-- Start --

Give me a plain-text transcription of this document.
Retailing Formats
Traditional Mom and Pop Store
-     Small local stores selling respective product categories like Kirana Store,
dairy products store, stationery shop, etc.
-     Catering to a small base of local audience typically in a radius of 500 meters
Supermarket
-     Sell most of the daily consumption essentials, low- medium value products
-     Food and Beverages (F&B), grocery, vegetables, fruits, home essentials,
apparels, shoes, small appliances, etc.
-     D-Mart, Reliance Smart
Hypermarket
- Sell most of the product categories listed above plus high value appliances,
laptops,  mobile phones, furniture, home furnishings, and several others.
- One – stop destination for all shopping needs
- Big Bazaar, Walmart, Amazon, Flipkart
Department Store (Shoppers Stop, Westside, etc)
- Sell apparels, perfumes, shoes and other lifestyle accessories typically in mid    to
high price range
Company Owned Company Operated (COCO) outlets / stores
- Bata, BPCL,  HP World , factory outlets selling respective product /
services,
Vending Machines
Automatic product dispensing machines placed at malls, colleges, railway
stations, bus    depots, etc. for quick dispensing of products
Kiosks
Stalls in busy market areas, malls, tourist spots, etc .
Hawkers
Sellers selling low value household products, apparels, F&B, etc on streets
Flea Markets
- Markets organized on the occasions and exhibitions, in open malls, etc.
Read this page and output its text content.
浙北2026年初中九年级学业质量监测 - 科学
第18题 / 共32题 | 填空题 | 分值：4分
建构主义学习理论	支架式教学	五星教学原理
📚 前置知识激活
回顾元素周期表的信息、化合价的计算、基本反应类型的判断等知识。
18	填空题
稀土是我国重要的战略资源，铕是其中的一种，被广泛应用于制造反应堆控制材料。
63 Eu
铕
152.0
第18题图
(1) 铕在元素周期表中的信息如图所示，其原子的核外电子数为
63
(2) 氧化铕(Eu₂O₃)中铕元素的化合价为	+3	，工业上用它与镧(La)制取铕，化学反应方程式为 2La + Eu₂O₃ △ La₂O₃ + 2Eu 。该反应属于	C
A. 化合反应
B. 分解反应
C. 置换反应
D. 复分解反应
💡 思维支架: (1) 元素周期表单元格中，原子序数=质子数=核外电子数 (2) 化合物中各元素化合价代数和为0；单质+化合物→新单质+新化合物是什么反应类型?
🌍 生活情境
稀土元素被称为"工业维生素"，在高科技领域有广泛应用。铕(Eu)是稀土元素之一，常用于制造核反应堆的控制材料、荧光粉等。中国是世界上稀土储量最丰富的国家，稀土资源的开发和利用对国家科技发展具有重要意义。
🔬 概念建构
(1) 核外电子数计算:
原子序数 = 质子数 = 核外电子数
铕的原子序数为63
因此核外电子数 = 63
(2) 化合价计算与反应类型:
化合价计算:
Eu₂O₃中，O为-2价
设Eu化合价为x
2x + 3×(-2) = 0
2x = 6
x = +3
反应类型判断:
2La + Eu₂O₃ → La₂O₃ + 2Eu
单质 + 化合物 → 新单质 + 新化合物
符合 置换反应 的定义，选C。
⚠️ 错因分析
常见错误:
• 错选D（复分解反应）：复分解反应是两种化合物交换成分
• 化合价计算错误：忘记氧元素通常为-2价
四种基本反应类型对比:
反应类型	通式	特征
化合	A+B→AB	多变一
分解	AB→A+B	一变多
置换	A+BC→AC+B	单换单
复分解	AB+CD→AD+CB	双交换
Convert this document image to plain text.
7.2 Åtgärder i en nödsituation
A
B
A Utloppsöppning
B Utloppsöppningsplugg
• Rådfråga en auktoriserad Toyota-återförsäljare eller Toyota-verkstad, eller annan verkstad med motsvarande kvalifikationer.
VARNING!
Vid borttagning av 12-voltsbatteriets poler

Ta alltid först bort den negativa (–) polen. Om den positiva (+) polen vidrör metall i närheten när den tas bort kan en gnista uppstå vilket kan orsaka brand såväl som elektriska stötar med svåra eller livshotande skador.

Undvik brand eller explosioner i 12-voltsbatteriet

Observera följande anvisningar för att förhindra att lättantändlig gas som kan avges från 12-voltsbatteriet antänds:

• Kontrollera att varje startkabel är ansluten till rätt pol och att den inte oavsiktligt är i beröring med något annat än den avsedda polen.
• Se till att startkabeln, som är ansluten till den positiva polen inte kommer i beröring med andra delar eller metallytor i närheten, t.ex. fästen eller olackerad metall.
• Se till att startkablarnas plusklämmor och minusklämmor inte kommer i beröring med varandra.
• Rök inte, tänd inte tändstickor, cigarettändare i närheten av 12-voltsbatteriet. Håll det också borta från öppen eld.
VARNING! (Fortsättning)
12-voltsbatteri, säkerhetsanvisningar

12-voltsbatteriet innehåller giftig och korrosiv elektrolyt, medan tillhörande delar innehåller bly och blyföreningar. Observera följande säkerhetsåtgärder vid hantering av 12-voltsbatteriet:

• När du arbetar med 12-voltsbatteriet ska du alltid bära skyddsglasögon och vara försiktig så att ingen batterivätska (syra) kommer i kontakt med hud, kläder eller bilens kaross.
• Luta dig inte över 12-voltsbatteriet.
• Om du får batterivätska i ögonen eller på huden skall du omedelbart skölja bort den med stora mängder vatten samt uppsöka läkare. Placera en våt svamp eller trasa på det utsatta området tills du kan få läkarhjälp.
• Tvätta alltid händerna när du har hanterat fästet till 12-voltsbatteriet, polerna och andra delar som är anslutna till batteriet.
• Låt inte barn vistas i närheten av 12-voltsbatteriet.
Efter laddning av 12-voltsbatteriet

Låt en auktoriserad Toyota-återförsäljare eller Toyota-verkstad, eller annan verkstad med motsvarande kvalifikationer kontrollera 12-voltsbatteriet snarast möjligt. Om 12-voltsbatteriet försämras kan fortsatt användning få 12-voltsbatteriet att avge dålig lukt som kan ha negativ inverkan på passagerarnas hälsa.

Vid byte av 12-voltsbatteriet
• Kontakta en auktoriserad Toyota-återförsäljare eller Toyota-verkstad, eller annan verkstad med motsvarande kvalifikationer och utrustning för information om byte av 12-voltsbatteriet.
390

-- End --

Given task:
Output all of the material, please, exactly as it stands.

Solution to the exercise:
Give me a plain-text transcription of this document.
Retailing Formats
Traditional Mom and Pop Store
-     Small local stores selling respective product categories like Kirana Store,
dairy products store, stationery shop, etc.
-     Catering to a small base of local audience typically in a radius of 500 meters
Supermarket
-     Sell most of the daily consumption essentials, low- medium value products
-     Food and Beverages (F&B), grocery, vegetables, fruits, home essentials,
apparels, shoes, small appliances, etc.
-     D-Mart, Reliance Smart
Hypermarket
- Sell most of the product categories listed above plus high value appliances,
laptops,  mobile phones, furniture, home furnishings, and several others.
- One – stop destination for all shopping needs
- Big Bazaar, Walmart, Amazon, Flipkart
Department Store (Shoppers Stop, Westside, etc)
- Sell apparels, perfumes, shoes and other lifestyle accessories typically in mid    to
high price range
Company Owned Company Operated (COCO) outlets / stores
- Bata, BPCL,  HP World , factory outlets selling respective product /
services,
Vending Machines
Automatic product dispensing machines placed at malls, colleges, railway
stations, bus    depots, etc. for quick dispensing of products
Kiosks
Stalls in busy market areas, malls, tourist spots, etc .
Hawkers
Sellers selling low value household products, apparels, F&B, etc on streets
Flea Markets
- Markets organized on the occasions and exhibitions, in open malls, etc.
Read this page and output its text content.
浙北2026年初中九年级学业质量监测 - 科学
第18题 / 共32题 | 填空题 | 分值：4分
建构主义学习理论	支架式教学	五星教学原理
📚 前置知识激活
回顾元素周期表的信息、化合价的计算、基本反应类型的判断等知识。
18	填空题
稀土是我国重要的战略资源，铕是其中的一种，被广泛应用于制造反应堆控制材料。
63 Eu
铕
152.0
第18题图
(1) 铕在元素周期表中的信息如图所示，其原子的核外电子数为
63
(2) 氧化铕(Eu₂O₃)中铕元素的化合价为	+3	，工业上用它与镧(La)制取铕，化学反应方程式为 2La + Eu₂O₃ △ La₂O₃ + 2Eu 。该反应属于	C
A. 化合反应
B. 分解反应
C. 置换反应
D. 复分解反应
💡 思维支架: (1) 元素周期表单元格中，原子序数=质子数=核外电子数 (2) 化合物中各元素化合价代数和为0；单质+化合物→新单质+新化合物是什么反应类型?
🌍 生活情境
稀土元素被称为"工业维生素"，在高科技领域有广泛应用。铕(Eu)是稀土元素之一，常用于制造核反应堆的控制材料、荧光粉等。中国是世界上稀土储量最丰富的国家，稀土资源的开发和利用对国家科技发展具有重要意义。
🔬 概念建构
(1) 核外电子数计算:
原子序数 = 质子数 = 核外电子数
铕的原子序数为63
因此核外电子数 = 63
(2) 化合价计算与反应类型:
化合价计算:
Eu₂O₃中，O为-2价
设Eu化合价为x
2x + 3×(-2) = 0
2x = 6
x = +3
反应类型判断:
2La + Eu₂O₃ → La₂O₃ + 2Eu
单质 + 化合物 → 新单质 + 新化合物
符合 置换反应 的定义，选C。
⚠️ 错因分析
常见错误:
• 错选D（复分解反应）：复分解反应是两种化合物交换成分
• 化合价计算错误：忘记氧元素通常为-2价
四种基本反应类型对比:
反应类型	通式	特征
化合	A+B→AB	多变一
分解	AB→A+B	一变多
置换	A+BC→AC+B	单换单
复分解	AB+CD→AD+CB	双交换
Convert this document image to plain text.
7.2 Åtgärder i en nödsituation
A
B
A Utloppsöppning
B Utloppsöppningsplugg
• Rådfråga en auktoriserad Toyota-återförsäljare eller Toyota-verkstad, eller annan verkstad med motsvarande kvalifikationer.
VARNING!
Vid borttagning av 12-voltsbatteriets poler

Ta alltid först bort den negativa (–) polen. Om den positiva (+) polen vidrör metall i närheten när den tas bort kan en gnista uppstå vilket kan orsaka brand såväl som elektriska stötar med svåra eller livshotande skador.

Undvik brand eller explosioner i 12-voltsbatteriet

Observera följande anvisningar för att förhindra att lättantändlig gas som kan avges från 12-voltsbatteriet antänds:

• Kontrollera att varje startkabel är ansluten till rätt pol och att den inte oavsiktligt är i beröring med något annat än den avsedda polen.
• Se till att startkabeln, som är ansluten till den positiva polen inte kommer i beröring med andra delar eller metallytor i närheten, t.ex. fästen eller olackerad metall.
• Se till att startkablarnas plusklämmor och minusklämmor inte kommer i beröring med varandra.
• Rök inte, tänd inte tändstickor, cigarettändare i närheten av 12-voltsbatteriet. Håll det också borta från öppen eld.
VARNING! (Fortsättning)
12-voltsbatteri, säkerhetsanvisningar

12-voltsbatteriet innehåller giftig och korrosiv elektrolyt, medan tillhörande delar innehåller bly och blyföreningar. Observera följande säkerhetsåtgärder vid hantering av 12-voltsbatteriet:

• När du arbetar med 12-voltsbatteriet ska du alltid bära skyddsglasögon och vara försiktig så att ingen batterivätska (syra) kommer i kontakt med hud, kläder eller bilens kaross.
• Luta dig inte över 12-voltsbatteriet.
• Om du får batterivätska i ögonen eller på huden skall du omedelbart skölja bort den med stora mängder vatten samt uppsöka läkare. Placera en våt svamp eller trasa på det utsatta området tills du kan få läkarhjälp.
• Tvätta alltid händerna när du har hanterat fästet till 12-voltsbatteriet, polerna och andra delar som är anslutna till batteriet.
• Låt inte barn vistas i närheten av 12-voltsbatteriet.
Efter laddning av 12-voltsbatteriet

Låt en auktoriserad Toyota-återförsäljare eller Toyota-verkstad, eller annan verkstad med motsvarande kvalifikationer kontrollera 12-voltsbatteriet snarast möjligt. Om 12-voltsbatteriet försämras kan fortsatt användning få 12-voltsbatteriet att avge dålig lukt som kan ha negativ inverkan på passagerarnas hälsa.

Vid byte av 12-voltsbatteriet
• Kontakta en auktoriserad Toyota-återförsäljare eller Toyota-verkstad, eller annan verkstad med motsvarande kvalifikationer och utrustning för information om byte av 12-voltsbatteriet.
390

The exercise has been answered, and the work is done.